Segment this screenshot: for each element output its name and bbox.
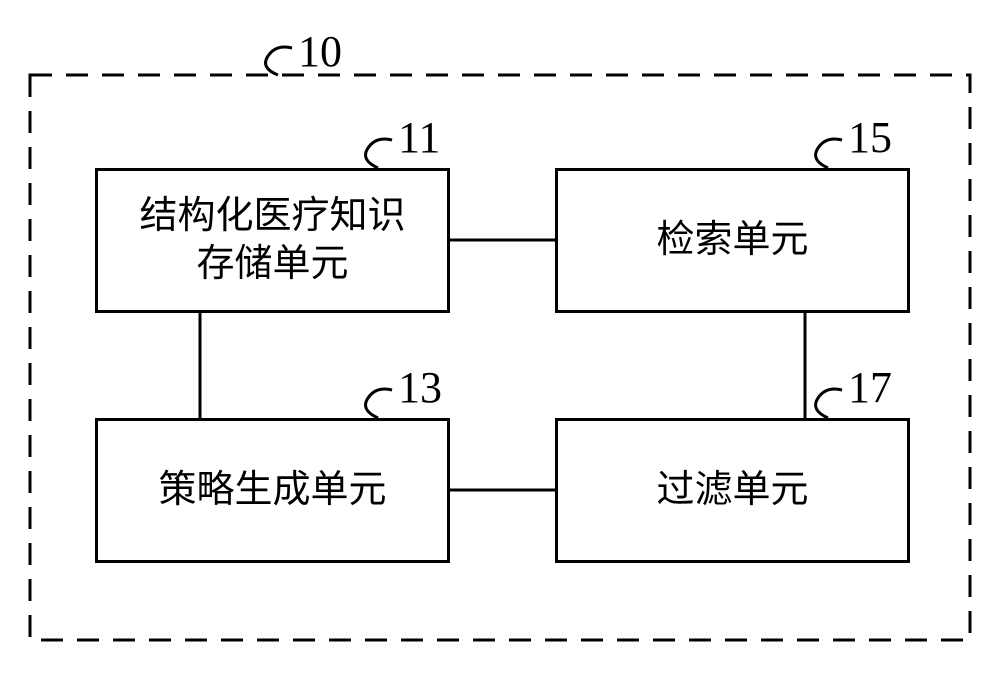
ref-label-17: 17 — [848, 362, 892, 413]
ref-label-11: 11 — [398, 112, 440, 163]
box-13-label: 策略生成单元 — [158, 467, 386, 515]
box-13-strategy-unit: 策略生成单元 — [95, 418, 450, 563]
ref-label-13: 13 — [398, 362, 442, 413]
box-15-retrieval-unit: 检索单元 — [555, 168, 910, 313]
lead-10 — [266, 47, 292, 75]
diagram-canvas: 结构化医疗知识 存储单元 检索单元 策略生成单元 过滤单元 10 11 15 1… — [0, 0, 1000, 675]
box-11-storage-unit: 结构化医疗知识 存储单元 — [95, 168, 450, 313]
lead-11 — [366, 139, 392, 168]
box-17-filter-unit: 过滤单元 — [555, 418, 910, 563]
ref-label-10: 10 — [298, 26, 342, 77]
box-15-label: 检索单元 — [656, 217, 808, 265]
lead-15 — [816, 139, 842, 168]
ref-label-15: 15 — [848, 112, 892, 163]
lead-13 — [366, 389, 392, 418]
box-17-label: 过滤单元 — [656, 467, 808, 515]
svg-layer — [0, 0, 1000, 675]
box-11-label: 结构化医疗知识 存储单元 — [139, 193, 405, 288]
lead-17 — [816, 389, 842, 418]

...

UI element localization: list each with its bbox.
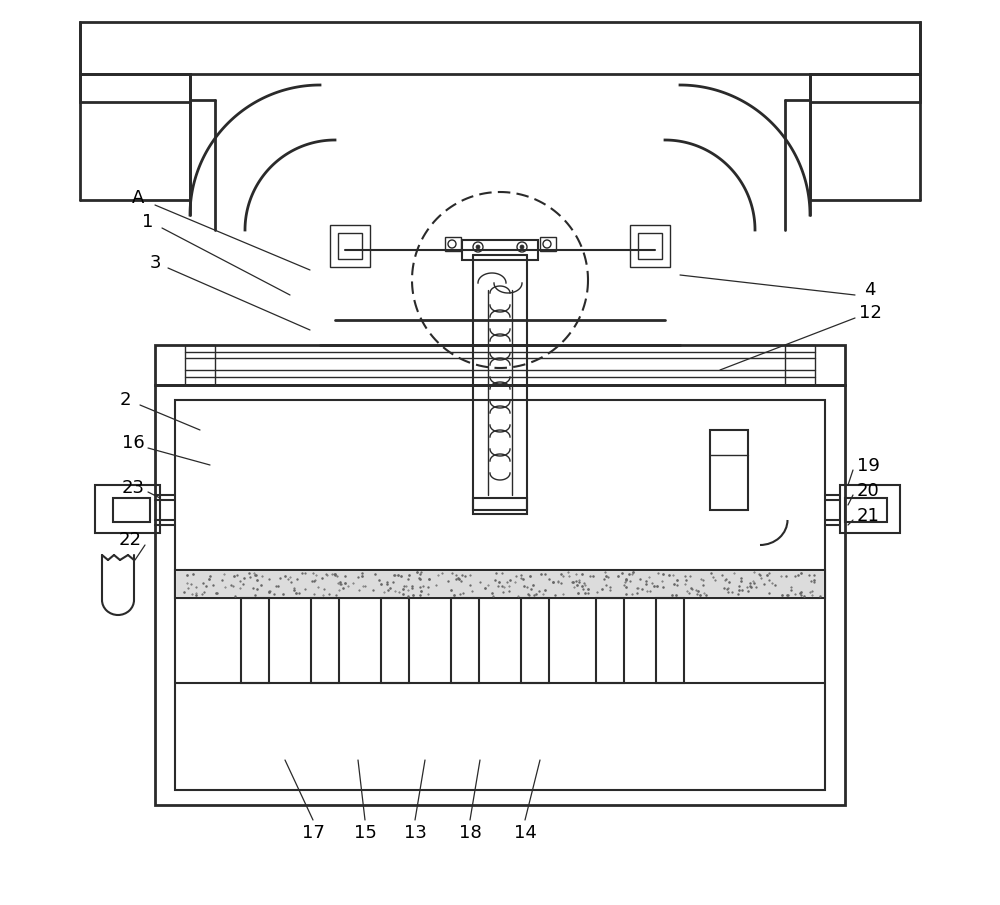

* * *

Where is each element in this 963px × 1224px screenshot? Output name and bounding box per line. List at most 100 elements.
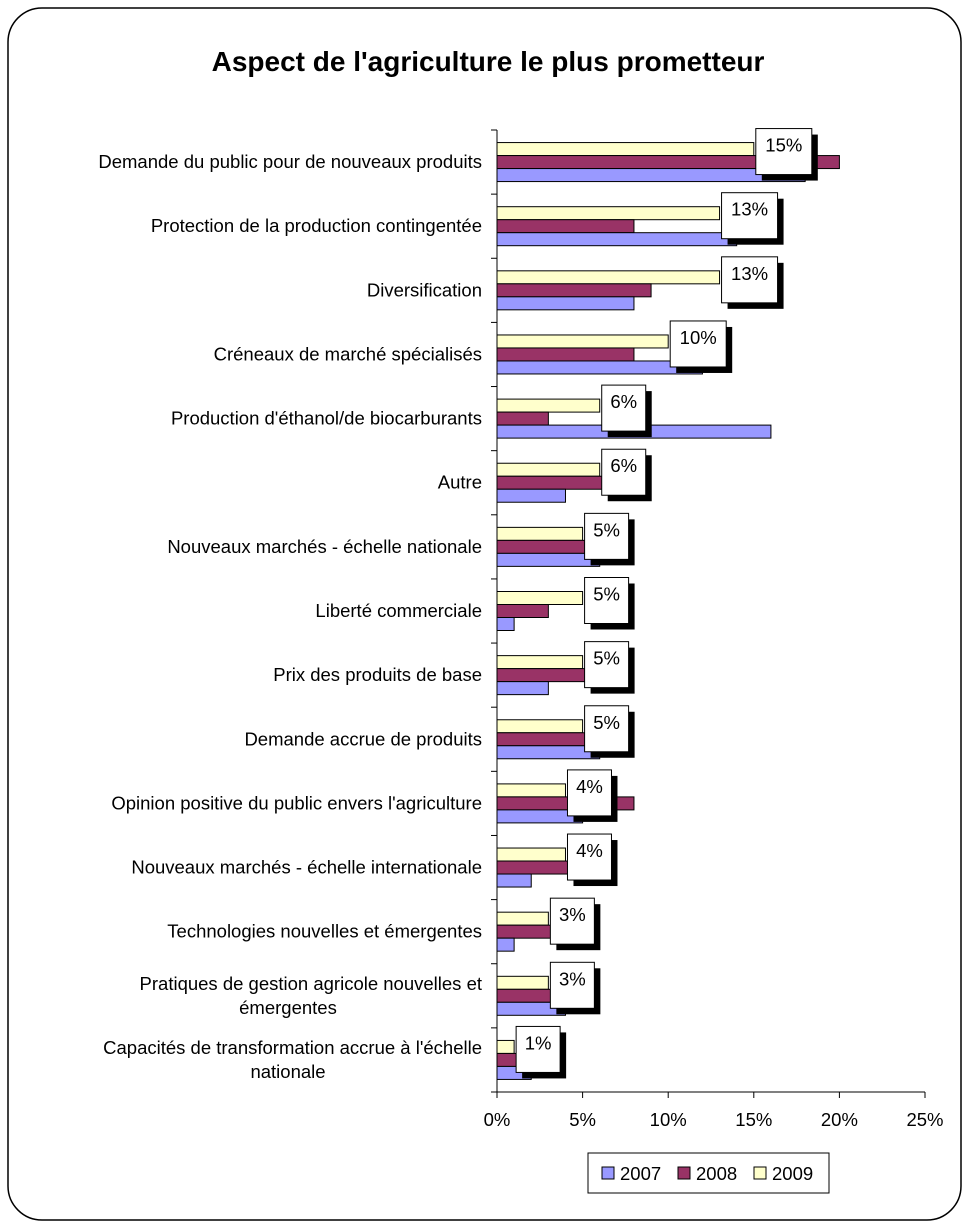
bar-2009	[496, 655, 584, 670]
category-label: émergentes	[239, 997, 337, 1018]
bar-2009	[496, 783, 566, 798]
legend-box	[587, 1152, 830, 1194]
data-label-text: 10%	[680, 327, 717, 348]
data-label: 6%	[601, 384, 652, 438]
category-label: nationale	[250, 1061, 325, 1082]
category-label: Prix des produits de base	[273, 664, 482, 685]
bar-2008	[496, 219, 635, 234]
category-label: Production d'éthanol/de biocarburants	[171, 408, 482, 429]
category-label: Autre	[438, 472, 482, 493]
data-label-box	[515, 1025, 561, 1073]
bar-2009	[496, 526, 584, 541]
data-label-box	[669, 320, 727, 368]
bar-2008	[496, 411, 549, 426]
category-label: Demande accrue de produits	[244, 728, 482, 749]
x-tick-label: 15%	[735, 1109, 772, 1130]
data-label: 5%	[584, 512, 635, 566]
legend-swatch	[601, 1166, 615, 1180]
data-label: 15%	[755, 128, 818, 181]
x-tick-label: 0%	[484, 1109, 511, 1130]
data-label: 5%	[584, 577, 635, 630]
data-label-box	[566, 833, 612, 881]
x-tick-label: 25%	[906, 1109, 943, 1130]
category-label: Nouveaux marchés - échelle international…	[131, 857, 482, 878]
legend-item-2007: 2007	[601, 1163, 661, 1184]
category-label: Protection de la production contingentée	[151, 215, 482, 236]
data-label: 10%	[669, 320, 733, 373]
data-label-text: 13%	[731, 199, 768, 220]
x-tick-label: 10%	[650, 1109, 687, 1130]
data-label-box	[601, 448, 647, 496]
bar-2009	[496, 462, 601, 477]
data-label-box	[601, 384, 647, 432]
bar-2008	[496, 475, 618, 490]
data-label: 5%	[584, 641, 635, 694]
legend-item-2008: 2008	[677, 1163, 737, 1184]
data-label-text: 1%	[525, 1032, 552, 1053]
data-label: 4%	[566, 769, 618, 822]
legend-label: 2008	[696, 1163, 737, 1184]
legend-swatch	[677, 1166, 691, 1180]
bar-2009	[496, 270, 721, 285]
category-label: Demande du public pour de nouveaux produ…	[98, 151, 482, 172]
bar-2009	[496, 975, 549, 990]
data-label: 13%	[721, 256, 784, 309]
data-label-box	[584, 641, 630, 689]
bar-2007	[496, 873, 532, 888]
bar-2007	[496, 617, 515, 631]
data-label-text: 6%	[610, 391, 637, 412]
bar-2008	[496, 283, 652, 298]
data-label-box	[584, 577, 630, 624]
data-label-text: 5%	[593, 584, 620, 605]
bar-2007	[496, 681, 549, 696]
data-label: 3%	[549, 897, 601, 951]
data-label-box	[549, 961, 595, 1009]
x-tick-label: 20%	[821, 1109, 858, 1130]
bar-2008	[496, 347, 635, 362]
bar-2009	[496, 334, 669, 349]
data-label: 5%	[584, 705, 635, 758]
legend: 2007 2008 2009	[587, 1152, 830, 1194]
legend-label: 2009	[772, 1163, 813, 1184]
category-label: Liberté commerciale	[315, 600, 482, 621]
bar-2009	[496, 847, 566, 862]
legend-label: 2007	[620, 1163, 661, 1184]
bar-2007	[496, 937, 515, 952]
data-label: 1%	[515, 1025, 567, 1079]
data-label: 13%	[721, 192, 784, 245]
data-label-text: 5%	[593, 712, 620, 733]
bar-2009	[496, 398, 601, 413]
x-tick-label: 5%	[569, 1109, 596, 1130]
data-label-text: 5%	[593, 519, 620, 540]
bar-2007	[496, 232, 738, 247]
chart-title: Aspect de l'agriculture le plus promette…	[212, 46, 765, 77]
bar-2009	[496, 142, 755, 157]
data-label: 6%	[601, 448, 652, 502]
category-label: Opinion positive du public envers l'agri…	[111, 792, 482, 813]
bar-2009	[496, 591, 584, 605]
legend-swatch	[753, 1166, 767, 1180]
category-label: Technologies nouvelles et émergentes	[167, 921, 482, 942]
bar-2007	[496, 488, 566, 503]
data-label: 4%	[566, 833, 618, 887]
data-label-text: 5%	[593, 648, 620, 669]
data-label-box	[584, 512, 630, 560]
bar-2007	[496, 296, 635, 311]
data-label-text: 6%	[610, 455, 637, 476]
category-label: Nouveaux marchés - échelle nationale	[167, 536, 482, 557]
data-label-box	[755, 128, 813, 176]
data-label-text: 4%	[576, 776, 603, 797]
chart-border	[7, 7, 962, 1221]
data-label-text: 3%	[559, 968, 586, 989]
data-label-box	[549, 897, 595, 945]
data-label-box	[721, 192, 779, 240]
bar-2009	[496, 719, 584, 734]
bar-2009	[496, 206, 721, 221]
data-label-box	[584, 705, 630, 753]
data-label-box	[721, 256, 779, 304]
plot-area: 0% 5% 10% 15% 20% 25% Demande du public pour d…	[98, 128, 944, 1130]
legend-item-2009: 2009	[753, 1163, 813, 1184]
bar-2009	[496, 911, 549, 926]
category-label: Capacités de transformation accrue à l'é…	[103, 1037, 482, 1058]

> [Your goal]
Can you copy out the records exactly, everything from the line with "Segment this screenshot: for" down to the line with "lead-17 — [816, 389, 842, 418]", both included, and leave the picture out?

> [Output below]
Segment this screenshot: for each element output its name and bbox.
ref-label-17: 17 — [848, 362, 892, 413]
ref-label-11: 11 — [398, 112, 440, 163]
box-13-label: 策略生成单元 — [158, 467, 386, 515]
box-13-strategy-unit: 策略生成单元 — [95, 418, 450, 563]
ref-label-13: 13 — [398, 362, 442, 413]
box-15-retrieval-unit: 检索单元 — [555, 168, 910, 313]
lead-10 — [266, 47, 292, 75]
diagram-canvas: 结构化医疗知识 存储单元 检索单元 策略生成单元 过滤单元 10 11 15 1… — [0, 0, 1000, 675]
box-11-storage-unit: 结构化医疗知识 存储单元 — [95, 168, 450, 313]
lead-11 — [366, 139, 392, 168]
box-17-filter-unit: 过滤单元 — [555, 418, 910, 563]
ref-label-10: 10 — [298, 26, 342, 77]
box-15-label: 检索单元 — [656, 217, 808, 265]
lead-15 — [816, 139, 842, 168]
ref-label-15: 15 — [848, 112, 892, 163]
lead-13 — [366, 389, 392, 418]
box-17-label: 过滤单元 — [656, 467, 808, 515]
svg-layer — [0, 0, 1000, 675]
box-11-label: 结构化医疗知识 存储单元 — [139, 193, 405, 288]
lead-17 — [816, 389, 842, 418]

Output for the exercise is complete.